--- start Items ---

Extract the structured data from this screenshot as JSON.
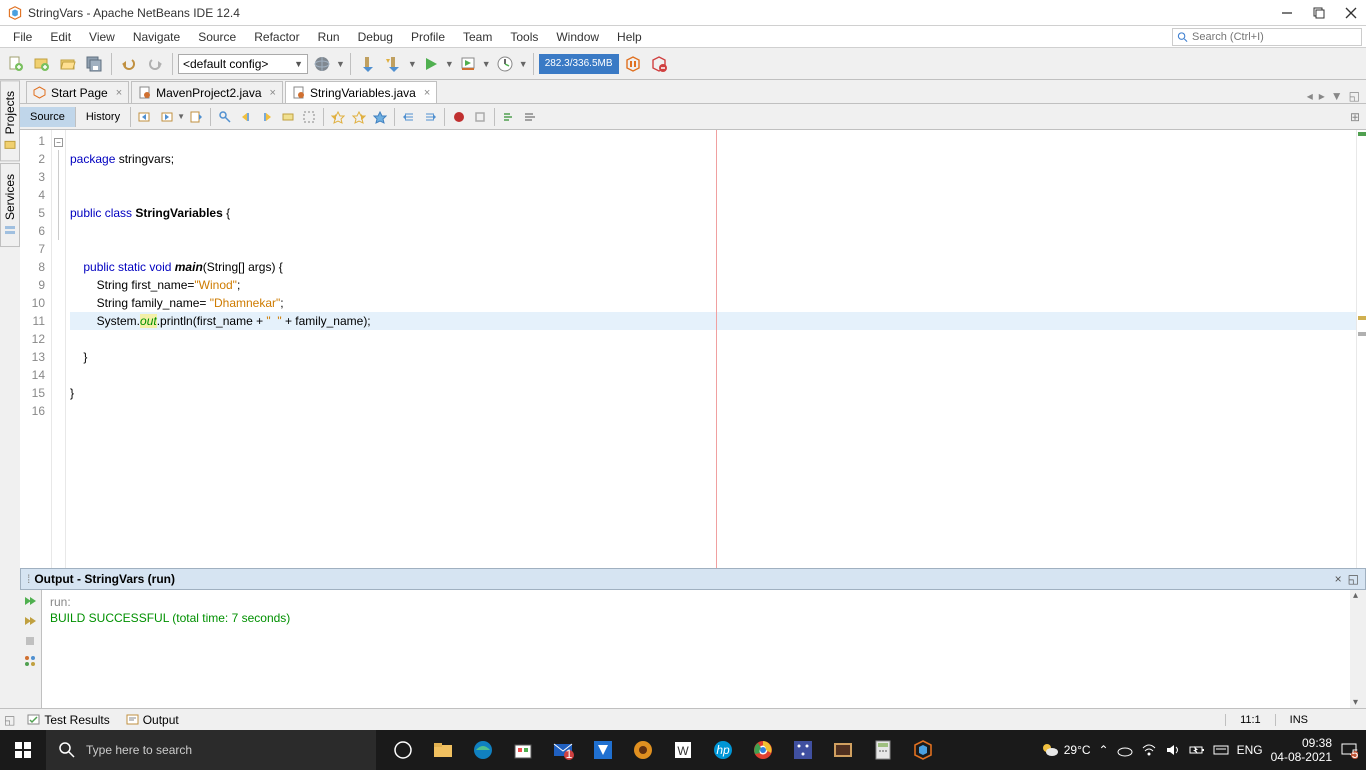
{
  "title": "StringVars - Apache NetBeans IDE 12.4",
  "menus": [
    "File",
    "Edit",
    "View",
    "Navigate",
    "Source",
    "Refactor",
    "Run",
    "Debug",
    "Profile",
    "Team",
    "Tools",
    "Window",
    "Help"
  ],
  "search_placeholder": "Search (Ctrl+I)",
  "config_label": "<default config>",
  "memory": "282.3/336.5MB",
  "editor_tabs": [
    {
      "label": "Start Page",
      "active": false
    },
    {
      "label": "MavenProject2.java",
      "active": false
    },
    {
      "label": "StringVariables.java",
      "active": true
    }
  ],
  "view_tabs": {
    "source": "Source",
    "history": "History"
  },
  "side_tabs": [
    "Projects",
    "Services"
  ],
  "code": {
    "lines": [
      {
        "n": 1,
        "html": ""
      },
      {
        "n": 2,
        "html": "<span class='kw'>package</span> stringvars;"
      },
      {
        "n": 3,
        "html": ""
      },
      {
        "n": 4,
        "html": ""
      },
      {
        "n": 5,
        "html": "<span class='kw'>public</span> <span class='kw'>class</span> <b>StringVariables</b> {"
      },
      {
        "n": 6,
        "html": ""
      },
      {
        "n": 7,
        "html": ""
      },
      {
        "n": 8,
        "html": "    <span class='kw'>public</span> <span class='kw'>static</span> <span class='kw'>void</span> <span class='mname'>main</span>(String[] args) {",
        "fold": "-"
      },
      {
        "n": 9,
        "html": "        String first_name=<span class='str'>\"Winod\"</span>;"
      },
      {
        "n": 10,
        "html": "        String family_name= <span class='str'>\"Dhamnekar\"</span>;"
      },
      {
        "n": 11,
        "html": "        System.<span class='fld'>out</span>.println(first_name + <span class='str'>\"  \"</span> + family_name);",
        "hl": true
      },
      {
        "n": 12,
        "html": ""
      },
      {
        "n": 13,
        "html": "    }"
      },
      {
        "n": 14,
        "html": ""
      },
      {
        "n": 15,
        "html": "}"
      },
      {
        "n": 16,
        "html": ""
      }
    ]
  },
  "output": {
    "title": "Output - StringVars (run)",
    "lines": [
      {
        "text": "run:",
        "cls": ""
      },
      {
        "text": "BUILD SUCCESSFUL (total time: 7 seconds)",
        "cls": "bsucc"
      }
    ]
  },
  "bottom_tabs": [
    "Test Results",
    "Output"
  ],
  "status": {
    "pos": "11:1",
    "ins": "INS"
  },
  "taskbar": {
    "search": "Type here to search",
    "weather_temp": "29°C",
    "lang": "ENG",
    "time": "09:38",
    "date": "04-08-2021"
  }
}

--- end Items ---

**What to work on:** Every line that holds the word "StringVariables" should be extracted.

**The response:**
      "label": "StringVariables.java",
        "html": "<span class='kw'>public</span> <span class='kw'>class</span> <b>StringVariables</b> {"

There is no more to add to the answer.